== Extracted material

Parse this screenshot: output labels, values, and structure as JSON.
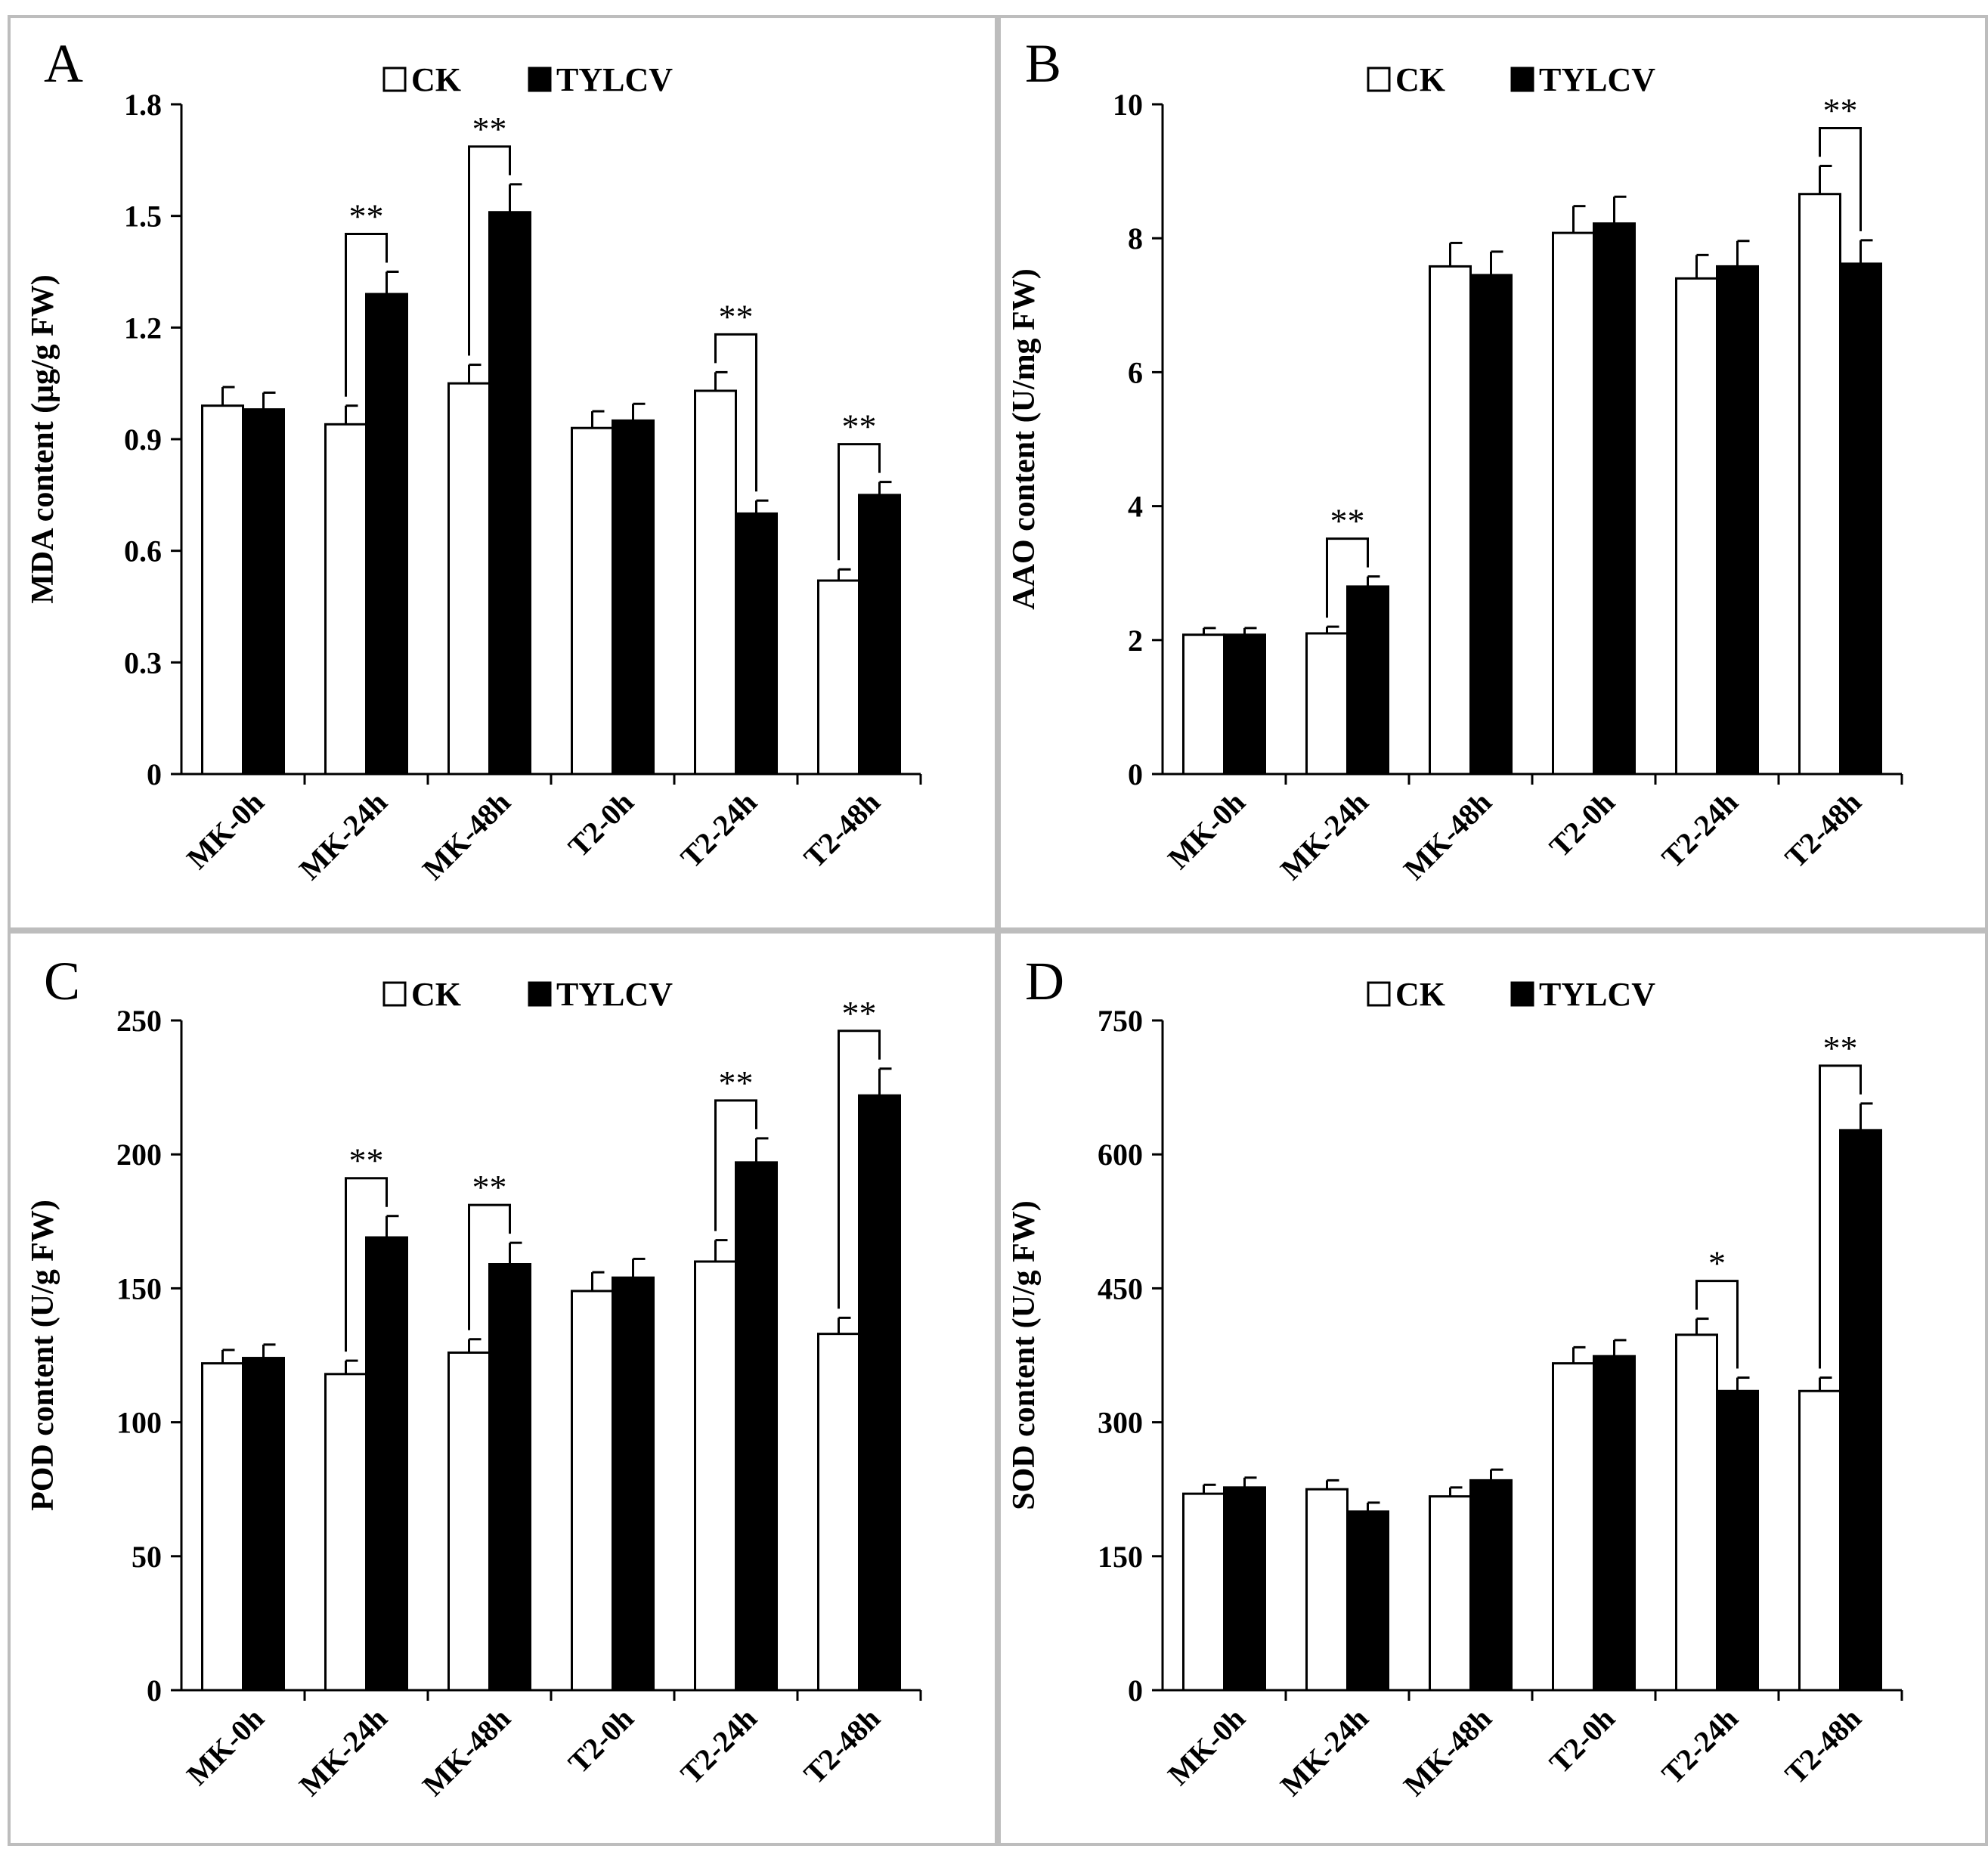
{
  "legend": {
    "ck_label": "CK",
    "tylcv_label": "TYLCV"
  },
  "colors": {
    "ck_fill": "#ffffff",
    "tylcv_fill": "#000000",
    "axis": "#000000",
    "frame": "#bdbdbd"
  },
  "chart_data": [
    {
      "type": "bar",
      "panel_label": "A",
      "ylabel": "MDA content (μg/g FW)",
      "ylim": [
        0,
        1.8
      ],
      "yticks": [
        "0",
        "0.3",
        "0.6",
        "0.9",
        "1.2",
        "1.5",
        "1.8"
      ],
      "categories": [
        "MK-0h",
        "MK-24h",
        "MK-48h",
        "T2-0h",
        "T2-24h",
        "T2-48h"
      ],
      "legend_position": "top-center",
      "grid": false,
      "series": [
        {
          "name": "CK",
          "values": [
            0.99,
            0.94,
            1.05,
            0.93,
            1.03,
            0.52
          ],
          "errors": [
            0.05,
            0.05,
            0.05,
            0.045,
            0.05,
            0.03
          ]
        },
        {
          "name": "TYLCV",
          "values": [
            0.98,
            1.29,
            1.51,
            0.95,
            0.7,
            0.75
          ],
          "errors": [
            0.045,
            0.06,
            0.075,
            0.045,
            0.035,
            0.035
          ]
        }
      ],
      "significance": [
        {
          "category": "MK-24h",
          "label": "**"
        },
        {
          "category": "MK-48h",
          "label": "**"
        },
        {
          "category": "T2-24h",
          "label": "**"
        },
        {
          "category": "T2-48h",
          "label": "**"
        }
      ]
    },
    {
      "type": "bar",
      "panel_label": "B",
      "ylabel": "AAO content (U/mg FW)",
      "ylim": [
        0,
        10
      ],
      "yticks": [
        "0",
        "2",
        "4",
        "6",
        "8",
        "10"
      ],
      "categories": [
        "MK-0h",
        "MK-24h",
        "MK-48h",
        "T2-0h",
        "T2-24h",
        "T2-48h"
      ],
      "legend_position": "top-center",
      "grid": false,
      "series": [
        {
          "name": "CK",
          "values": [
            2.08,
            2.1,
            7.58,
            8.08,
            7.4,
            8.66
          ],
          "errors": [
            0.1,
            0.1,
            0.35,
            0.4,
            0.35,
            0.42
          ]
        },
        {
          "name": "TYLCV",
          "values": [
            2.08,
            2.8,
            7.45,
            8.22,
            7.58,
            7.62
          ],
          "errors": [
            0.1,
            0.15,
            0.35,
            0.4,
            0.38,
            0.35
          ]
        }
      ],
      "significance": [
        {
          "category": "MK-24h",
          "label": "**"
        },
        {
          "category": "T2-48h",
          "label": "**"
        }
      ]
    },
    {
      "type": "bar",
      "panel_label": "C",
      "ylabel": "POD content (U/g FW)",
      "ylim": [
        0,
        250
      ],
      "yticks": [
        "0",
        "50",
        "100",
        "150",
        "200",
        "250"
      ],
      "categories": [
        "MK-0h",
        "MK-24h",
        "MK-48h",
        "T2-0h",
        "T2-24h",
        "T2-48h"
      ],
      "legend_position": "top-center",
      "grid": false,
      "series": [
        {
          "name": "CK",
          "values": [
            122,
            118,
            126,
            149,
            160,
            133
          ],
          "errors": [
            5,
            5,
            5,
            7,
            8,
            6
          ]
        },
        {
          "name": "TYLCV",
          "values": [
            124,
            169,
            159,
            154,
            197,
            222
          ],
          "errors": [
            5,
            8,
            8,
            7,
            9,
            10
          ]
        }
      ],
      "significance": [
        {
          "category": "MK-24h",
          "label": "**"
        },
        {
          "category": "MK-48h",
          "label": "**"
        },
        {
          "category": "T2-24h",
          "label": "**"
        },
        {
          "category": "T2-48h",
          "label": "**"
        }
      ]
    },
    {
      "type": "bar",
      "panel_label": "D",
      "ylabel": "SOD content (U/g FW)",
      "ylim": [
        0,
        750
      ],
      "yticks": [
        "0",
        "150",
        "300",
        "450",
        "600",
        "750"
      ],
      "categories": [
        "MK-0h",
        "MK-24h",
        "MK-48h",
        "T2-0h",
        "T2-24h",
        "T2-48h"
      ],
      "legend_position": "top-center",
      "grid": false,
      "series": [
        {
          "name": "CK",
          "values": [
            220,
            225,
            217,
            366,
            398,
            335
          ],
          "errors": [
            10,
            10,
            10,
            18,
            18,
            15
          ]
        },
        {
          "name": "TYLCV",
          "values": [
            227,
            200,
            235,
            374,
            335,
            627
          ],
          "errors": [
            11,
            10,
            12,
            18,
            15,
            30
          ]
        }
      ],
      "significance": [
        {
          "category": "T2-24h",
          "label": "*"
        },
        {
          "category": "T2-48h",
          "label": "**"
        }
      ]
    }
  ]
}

====

Identify and list each line with the word "ylabel".

      "ylabel": "MDA content (μg/g FW)",
      "ylabel": "AAO content (U/mg FW)",
      "ylabel": "POD content (U/g FW)",
      "ylabel": "SOD content (U/g FW)",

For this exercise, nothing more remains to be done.